Locate the word "level" in the data below, then copy every line that holds it.

───── Supplied data ─────

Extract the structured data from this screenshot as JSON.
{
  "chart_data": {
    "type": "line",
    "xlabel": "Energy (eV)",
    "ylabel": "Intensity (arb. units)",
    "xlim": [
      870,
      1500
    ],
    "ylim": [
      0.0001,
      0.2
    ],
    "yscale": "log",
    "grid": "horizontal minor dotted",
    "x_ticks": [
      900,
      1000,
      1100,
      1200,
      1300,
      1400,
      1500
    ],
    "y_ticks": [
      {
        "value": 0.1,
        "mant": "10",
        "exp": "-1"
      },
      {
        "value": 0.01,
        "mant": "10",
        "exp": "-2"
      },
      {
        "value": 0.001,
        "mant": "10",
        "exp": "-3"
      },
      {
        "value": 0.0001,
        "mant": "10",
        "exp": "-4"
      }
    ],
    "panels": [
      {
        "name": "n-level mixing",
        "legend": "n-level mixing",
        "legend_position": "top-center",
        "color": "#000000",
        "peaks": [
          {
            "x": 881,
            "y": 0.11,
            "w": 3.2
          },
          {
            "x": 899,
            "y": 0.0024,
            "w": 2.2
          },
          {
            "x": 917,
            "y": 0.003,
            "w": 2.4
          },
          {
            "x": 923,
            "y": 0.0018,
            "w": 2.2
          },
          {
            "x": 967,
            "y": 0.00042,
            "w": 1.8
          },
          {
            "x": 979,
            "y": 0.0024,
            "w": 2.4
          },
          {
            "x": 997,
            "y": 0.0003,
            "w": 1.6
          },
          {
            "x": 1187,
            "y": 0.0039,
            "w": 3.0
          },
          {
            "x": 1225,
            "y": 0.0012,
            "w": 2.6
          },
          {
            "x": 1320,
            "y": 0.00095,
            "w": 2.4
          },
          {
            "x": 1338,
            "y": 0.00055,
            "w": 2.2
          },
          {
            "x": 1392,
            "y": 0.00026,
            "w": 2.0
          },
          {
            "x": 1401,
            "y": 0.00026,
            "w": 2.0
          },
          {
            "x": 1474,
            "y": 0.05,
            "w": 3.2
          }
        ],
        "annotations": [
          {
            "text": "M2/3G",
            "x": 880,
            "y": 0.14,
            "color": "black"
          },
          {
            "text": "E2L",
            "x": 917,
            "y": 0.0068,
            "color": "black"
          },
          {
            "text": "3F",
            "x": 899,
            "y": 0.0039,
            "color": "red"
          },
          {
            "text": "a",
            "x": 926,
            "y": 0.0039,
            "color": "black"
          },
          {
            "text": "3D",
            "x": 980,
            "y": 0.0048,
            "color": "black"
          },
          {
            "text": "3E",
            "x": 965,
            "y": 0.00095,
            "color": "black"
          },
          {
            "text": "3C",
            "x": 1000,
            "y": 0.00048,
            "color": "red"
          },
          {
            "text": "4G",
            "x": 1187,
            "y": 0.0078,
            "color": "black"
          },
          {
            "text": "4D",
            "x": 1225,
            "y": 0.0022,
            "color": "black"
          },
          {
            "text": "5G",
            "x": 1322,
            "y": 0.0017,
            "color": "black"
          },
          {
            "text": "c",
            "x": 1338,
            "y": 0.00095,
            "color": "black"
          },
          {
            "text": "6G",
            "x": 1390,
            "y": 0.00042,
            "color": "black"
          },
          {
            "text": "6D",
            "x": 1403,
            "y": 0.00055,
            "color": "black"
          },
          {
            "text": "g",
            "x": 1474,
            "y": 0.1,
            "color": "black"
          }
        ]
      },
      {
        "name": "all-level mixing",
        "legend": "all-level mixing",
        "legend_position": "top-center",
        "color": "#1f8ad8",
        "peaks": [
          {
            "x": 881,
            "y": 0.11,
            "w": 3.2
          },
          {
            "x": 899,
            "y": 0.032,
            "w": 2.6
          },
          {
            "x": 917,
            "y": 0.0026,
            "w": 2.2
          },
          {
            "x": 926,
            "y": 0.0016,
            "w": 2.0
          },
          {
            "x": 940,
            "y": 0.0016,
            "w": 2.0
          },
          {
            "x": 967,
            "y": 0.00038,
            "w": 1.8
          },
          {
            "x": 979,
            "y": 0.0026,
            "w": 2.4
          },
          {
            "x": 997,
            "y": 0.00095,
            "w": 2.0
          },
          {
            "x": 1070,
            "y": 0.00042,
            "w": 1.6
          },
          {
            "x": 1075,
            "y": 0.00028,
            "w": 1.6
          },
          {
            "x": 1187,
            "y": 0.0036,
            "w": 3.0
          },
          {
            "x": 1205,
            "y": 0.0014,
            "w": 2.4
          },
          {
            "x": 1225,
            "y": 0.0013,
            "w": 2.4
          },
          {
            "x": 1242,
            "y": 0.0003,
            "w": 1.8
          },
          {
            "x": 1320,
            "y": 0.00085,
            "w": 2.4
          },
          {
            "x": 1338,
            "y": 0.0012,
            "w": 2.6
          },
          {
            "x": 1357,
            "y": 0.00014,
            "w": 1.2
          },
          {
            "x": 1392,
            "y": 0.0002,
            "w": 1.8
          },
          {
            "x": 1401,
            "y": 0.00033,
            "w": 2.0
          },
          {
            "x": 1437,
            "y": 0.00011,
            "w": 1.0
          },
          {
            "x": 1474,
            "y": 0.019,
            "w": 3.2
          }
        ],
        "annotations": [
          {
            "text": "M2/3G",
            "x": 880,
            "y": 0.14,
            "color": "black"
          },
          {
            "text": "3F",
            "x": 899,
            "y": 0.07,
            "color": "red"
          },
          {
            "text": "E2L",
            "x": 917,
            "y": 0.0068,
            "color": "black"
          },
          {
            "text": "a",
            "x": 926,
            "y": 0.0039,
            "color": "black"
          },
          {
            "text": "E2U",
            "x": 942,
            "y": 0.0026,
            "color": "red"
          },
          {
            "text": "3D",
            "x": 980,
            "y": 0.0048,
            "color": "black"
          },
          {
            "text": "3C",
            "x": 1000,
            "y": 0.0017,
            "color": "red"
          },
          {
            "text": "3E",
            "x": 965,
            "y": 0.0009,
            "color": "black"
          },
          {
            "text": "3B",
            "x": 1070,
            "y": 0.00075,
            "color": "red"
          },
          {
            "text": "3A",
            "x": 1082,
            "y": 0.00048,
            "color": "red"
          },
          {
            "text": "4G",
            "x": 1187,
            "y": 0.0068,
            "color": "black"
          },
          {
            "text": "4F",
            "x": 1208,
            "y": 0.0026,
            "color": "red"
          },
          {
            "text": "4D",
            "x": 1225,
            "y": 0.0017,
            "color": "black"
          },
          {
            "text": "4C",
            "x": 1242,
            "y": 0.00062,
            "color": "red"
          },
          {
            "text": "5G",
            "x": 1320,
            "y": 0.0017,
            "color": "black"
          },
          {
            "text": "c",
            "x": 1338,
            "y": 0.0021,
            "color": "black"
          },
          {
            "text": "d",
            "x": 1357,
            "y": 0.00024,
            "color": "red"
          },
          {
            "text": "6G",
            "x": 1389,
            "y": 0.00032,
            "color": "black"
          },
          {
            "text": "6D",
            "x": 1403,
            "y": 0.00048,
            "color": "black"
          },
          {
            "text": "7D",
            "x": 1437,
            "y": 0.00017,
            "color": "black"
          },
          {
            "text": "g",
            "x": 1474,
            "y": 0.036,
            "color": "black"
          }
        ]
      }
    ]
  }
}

─────

▸ **Solution for this problem**:
        "name": "n-level mixing",
        "legend": "n-level mixing",
        "name": "all-level mixing",
        "legend": "all-level mixing",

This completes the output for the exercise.